What the task requires
Find each line with the string "FAMILY" and copy it.

--- Start ---

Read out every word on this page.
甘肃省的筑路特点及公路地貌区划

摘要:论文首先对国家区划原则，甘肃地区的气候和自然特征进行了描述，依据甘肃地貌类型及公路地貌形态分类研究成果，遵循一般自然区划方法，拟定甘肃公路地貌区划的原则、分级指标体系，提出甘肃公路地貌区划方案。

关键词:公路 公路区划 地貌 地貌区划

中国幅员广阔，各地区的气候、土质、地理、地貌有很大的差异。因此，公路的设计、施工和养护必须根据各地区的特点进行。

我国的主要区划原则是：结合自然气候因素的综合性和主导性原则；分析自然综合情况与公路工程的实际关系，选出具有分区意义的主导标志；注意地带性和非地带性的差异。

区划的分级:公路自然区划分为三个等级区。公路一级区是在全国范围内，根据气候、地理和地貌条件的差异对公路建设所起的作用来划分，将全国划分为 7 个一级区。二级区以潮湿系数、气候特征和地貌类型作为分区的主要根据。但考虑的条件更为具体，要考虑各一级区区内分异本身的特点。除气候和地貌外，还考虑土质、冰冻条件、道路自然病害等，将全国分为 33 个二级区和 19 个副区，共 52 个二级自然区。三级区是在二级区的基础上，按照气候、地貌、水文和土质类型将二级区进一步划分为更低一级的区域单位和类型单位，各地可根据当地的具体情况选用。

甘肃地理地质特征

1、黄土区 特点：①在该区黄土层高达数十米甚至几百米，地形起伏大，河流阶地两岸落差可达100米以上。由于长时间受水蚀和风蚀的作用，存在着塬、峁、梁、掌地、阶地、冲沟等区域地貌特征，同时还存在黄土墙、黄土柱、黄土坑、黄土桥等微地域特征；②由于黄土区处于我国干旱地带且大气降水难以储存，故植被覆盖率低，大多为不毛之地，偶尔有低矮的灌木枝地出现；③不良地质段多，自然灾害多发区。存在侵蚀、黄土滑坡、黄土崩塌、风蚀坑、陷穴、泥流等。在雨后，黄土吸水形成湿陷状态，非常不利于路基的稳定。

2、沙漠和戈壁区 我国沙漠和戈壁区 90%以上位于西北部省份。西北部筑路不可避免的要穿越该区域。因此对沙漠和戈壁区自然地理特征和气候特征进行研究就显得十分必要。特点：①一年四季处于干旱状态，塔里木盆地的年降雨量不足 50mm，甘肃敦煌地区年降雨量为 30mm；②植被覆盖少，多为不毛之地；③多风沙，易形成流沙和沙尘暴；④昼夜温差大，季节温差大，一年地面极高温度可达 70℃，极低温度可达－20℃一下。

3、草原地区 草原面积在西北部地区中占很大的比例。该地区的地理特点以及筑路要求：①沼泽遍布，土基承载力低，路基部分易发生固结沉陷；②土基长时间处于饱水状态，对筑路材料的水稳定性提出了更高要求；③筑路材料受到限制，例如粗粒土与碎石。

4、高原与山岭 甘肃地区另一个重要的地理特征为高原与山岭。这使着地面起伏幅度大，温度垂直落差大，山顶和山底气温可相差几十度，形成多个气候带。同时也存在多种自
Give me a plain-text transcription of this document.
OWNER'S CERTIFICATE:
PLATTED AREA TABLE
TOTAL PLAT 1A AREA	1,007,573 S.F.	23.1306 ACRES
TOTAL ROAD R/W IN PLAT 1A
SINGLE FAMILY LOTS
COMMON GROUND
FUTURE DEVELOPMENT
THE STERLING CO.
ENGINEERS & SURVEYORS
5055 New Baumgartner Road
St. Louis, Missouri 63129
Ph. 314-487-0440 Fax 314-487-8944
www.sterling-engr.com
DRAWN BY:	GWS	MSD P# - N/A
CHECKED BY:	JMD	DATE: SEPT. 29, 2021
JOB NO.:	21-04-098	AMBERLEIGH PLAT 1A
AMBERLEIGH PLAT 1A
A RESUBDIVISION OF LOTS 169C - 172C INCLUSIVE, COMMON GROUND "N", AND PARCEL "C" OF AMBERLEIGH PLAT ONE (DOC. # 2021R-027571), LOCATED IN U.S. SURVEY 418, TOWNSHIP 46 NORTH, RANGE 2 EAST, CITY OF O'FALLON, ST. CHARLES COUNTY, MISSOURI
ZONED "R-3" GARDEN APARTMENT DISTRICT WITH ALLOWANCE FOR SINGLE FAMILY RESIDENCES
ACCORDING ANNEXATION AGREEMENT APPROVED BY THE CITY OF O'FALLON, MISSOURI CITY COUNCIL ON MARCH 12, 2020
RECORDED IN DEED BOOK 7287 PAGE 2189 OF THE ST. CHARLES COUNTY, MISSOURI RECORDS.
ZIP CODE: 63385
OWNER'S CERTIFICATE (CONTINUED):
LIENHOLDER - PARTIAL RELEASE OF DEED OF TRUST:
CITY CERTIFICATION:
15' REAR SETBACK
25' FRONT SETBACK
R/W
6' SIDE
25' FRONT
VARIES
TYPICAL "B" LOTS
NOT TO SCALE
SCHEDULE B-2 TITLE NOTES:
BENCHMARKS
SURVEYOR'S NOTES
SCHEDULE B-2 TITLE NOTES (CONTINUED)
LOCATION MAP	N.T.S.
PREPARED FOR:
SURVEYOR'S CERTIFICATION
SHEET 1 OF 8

--- End ---

Written response
SINGLE FAMILY LOTS
ZONED "R-3" GARDEN APARTMENT DISTRICT WITH ALLOWANCE FOR SINGLE FAMILY RESIDENCES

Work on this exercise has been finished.